● Given exercise
The records below are to be quoted in full; please keep every word exact.
···
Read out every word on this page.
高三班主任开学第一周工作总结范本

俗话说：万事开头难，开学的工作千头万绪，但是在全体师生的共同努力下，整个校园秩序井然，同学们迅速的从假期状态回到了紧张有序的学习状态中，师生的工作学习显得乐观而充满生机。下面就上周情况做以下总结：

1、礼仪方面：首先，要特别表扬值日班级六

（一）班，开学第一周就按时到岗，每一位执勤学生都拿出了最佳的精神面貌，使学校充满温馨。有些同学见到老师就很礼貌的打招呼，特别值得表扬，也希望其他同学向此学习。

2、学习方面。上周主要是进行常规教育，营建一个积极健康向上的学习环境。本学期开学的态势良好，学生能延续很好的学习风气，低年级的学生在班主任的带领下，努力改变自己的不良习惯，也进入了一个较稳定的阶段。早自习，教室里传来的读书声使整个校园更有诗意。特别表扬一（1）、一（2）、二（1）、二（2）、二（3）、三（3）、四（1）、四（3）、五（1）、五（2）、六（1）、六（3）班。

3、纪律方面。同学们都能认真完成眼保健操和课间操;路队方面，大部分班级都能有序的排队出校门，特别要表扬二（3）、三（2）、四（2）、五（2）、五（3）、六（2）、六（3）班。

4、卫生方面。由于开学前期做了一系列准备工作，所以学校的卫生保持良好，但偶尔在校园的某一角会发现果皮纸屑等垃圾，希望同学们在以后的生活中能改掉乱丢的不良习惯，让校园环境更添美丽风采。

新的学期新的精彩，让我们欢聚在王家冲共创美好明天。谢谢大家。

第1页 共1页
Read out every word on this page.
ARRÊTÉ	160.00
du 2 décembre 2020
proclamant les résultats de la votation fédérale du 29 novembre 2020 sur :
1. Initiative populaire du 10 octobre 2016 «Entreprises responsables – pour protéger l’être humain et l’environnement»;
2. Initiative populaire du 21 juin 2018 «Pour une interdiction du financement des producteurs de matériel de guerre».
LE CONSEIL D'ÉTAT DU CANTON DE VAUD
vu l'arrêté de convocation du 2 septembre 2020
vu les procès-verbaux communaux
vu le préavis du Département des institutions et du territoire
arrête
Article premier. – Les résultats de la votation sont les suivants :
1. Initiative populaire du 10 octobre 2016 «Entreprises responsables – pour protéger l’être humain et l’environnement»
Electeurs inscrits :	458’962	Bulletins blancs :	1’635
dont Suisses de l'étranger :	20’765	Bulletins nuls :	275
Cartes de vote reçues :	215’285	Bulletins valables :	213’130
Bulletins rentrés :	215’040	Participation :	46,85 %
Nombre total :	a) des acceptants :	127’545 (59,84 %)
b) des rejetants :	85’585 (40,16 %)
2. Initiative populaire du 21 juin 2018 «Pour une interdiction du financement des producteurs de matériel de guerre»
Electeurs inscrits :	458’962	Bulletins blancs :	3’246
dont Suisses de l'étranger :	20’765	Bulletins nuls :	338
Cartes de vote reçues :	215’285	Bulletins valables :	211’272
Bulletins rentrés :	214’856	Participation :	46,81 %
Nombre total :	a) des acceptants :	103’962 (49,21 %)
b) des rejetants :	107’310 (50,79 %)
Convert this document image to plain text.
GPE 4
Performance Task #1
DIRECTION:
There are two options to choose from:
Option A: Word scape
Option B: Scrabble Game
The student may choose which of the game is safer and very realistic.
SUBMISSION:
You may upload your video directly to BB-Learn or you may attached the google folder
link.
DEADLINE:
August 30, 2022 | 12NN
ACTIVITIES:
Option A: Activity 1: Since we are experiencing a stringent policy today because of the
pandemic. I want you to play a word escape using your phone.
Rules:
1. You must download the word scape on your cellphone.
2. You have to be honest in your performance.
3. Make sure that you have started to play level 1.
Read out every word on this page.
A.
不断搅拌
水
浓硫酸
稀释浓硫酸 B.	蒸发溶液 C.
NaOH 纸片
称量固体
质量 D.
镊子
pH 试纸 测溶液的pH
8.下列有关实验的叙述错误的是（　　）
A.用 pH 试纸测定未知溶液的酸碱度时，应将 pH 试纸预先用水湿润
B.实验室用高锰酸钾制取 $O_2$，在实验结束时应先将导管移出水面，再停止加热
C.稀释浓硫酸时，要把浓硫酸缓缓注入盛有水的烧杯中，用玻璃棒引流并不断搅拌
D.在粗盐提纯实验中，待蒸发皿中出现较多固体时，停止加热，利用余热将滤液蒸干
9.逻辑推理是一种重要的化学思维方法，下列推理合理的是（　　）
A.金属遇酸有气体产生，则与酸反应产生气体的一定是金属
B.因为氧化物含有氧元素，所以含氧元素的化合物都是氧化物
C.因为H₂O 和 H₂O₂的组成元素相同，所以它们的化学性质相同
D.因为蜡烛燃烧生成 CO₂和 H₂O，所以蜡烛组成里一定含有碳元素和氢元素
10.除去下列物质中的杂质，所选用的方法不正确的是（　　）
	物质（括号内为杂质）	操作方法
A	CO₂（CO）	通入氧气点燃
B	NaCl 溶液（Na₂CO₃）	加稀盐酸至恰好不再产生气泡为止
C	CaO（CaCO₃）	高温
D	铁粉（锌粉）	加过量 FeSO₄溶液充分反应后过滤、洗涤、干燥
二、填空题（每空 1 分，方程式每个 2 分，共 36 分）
···
● Response to the task
Read out every word on this page.
高三班主任开学第一周工作总结范本

俗话说：万事开头难，开学的工作千头万绪，但是在全体师生的共同努力下，整个校园秩序井然，同学们迅速的从假期状态回到了紧张有序的学习状态中，师生的工作学习显得乐观而充满生机。下面就上周情况做以下总结：

1、礼仪方面：首先，要特别表扬值日班级六

（一）班，开学第一周就按时到岗，每一位执勤学生都拿出了最佳的精神面貌，使学校充满温馨。有些同学见到老师就很礼貌的打招呼，特别值得表扬，也希望其他同学向此学习。

2、学习方面。上周主要是进行常规教育，营建一个积极健康向上的学习环境。本学期开学的态势良好，学生能延续很好的学习风气，低年级的学生在班主任的带领下，努力改变自己的不良习惯，也进入了一个较稳定的阶段。早自习，教室里传来的读书声使整个校园更有诗意。特别表扬一（1）、一（2）、二（1）、二（2）、二（3）、三（3）、四（1）、四（3）、五（1）、五（2）、六（1）、六（3）班。

3、纪律方面。同学们都能认真完成眼保健操和课间操;路队方面，大部分班级都能有序的排队出校门，特别要表扬二（3）、三（2）、四（2）、五（2）、五（3）、六（2）、六（3）班。

4、卫生方面。由于开学前期做了一系列准备工作，所以学校的卫生保持良好，但偶尔在校园的某一角会发现果皮纸屑等垃圾，希望同学们在以后的生活中能改掉乱丢的不良习惯，让校园环境更添美丽风采。

新的学期新的精彩，让我们欢聚在王家冲共创美好明天。谢谢大家。

第1页 共1页
Read out every word on this page.
ARRÊTÉ	160.00
du 2 décembre 2020
proclamant les résultats de la votation fédérale du 29 novembre 2020 sur :
1. Initiative populaire du 10 octobre 2016 «Entreprises responsables – pour protéger l’être humain et l’environnement»;
2. Initiative populaire du 21 juin 2018 «Pour une interdiction du financement des producteurs de matériel de guerre».
LE CONSEIL D'ÉTAT DU CANTON DE VAUD
vu l'arrêté de convocation du 2 septembre 2020
vu les procès-verbaux communaux
vu le préavis du Département des institutions et du territoire
arrête
Article premier. – Les résultats de la votation sont les suivants :
1. Initiative populaire du 10 octobre 2016 «Entreprises responsables – pour protéger l’être humain et l’environnement»
Electeurs inscrits :	458’962	Bulletins blancs :	1’635
dont Suisses de l'étranger :	20’765	Bulletins nuls :	275
Cartes de vote reçues :	215’285	Bulletins valables :	213’130
Bulletins rentrés :	215’040	Participation :	46,85 %
Nombre total :	a) des acceptants :	127’545 (59,84 %)
b) des rejetants :	85’585 (40,16 %)
2. Initiative populaire du 21 juin 2018 «Pour une interdiction du financement des producteurs de matériel de guerre»
Electeurs inscrits :	458’962	Bulletins blancs :	3’246
dont Suisses de l'étranger :	20’765	Bulletins nuls :	338
Cartes de vote reçues :	215’285	Bulletins valables :	211’272
Bulletins rentrés :	214’856	Participation :	46,81 %
Nombre total :	a) des acceptants :	103’962 (49,21 %)
b) des rejetants :	107’310 (50,79 %)
Convert this document image to plain text.
GPE 4
Performance Task #1
DIRECTION:
There are two options to choose from:
Option A: Word scape
Option B: Scrabble Game
The student may choose which of the game is safer and very realistic.
SUBMISSION:
You may upload your video directly to BB-Learn or you may attached the google folder
link.
DEADLINE:
August 30, 2022 | 12NN
ACTIVITIES:
Option A: Activity 1: Since we are experiencing a stringent policy today because of the
pandemic. I want you to play a word escape using your phone.
Rules:
1. You must download the word scape on your cellphone.
2. You have to be honest in your performance.
3. Make sure that you have started to play level 1.
Read out every word on this page.
A.
不断搅拌
水
浓硫酸
稀释浓硫酸 B.	蒸发溶液 C.
NaOH 纸片
称量固体
质量 D.
镊子
pH 试纸 测溶液的pH
8.下列有关实验的叙述错误的是（　　）
A.用 pH 试纸测定未知溶液的酸碱度时，应将 pH 试纸预先用水湿润
B.实验室用高锰酸钾制取 $O_2$，在实验结束时应先将导管移出水面，再停止加热
C.稀释浓硫酸时，要把浓硫酸缓缓注入盛有水的烧杯中，用玻璃棒引流并不断搅拌
D.在粗盐提纯实验中，待蒸发皿中出现较多固体时，停止加热，利用余热将滤液蒸干
9.逻辑推理是一种重要的化学思维方法，下列推理合理的是（　　）
A.金属遇酸有气体产生，则与酸反应产生气体的一定是金属
B.因为氧化物含有氧元素，所以含氧元素的化合物都是氧化物
C.因为H₂O 和 H₂O₂的组成元素相同，所以它们的化学性质相同
D.因为蜡烛燃烧生成 CO₂和 H₂O，所以蜡烛组成里一定含有碳元素和氢元素
10.除去下列物质中的杂质，所选用的方法不正确的是（　　）
	物质（括号内为杂质）	操作方法
A	CO₂（CO）	通入氧气点燃
B	NaCl 溶液（Na₂CO₃）	加稀盐酸至恰好不再产生气泡为止
C	CaO（CaCO₃）	高温
D	铁粉（锌粉）	加过量 FeSO₄溶液充分反应后过滤、洗涤、干燥
二、填空题（每空 1 分，方程式每个 2 分，共 36 分）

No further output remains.